Verilen alıntı —

- - - - - - -

Dua ve zikir, Müslümanların Allah'a yönelerek istek ve ihtiyaçlarını dile getirdiği önemli ibadetlerdir. Bu ibadetlerin nasıl yapılması gerektiği ise dinî açıdan merak edilen konular arasında yer alır. Diyanet İşleri Başkanlığı Din İşleri Yüksek Kurulu, bu konudaki sorulara resmi internet sitesi üzerinden yanıtlar vermektedir.

Din İşleri Yüksek Kurulu'nun Cevabı:

Din İşleri Yüksek Kurulu'nun verdiği bilgiye göre, dua ve zikrin sesli veya sessiz olarak yapılması konusunda herhangi bir zorunluluk bulunmamaktadır. Önemli olan, bu ibadetlerin samimiyetle ve ihlasla yapılmasıdır.

- - - - - - -

Toplanan malzeme —
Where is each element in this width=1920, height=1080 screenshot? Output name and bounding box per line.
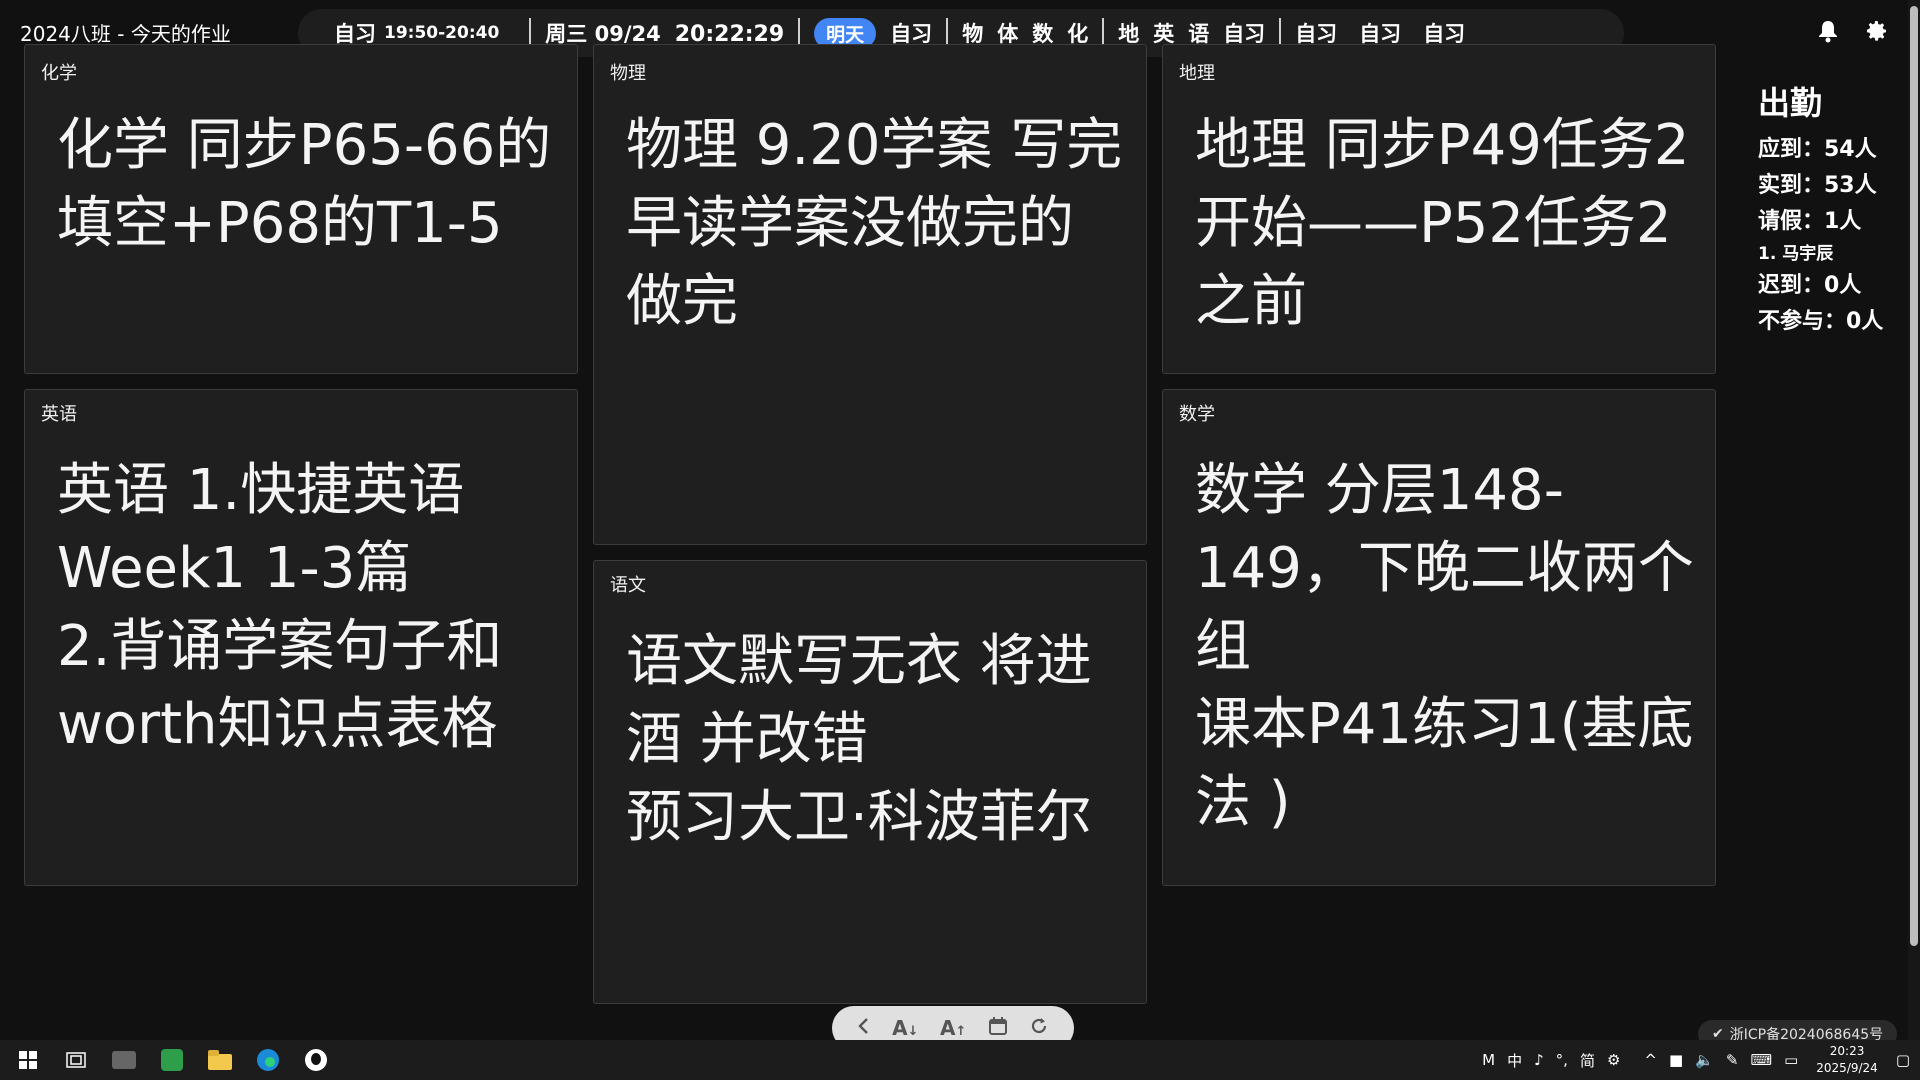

- - - - - - -

Görev yönergesi —
Dua ve zikir hakkındaki metinde bu ibadetlerin yapılış biçimini niteleyen ifadelerin tamamını sırala.

Sonuç —
- sesli
- sessiz
- samimiyetle
- ihlasla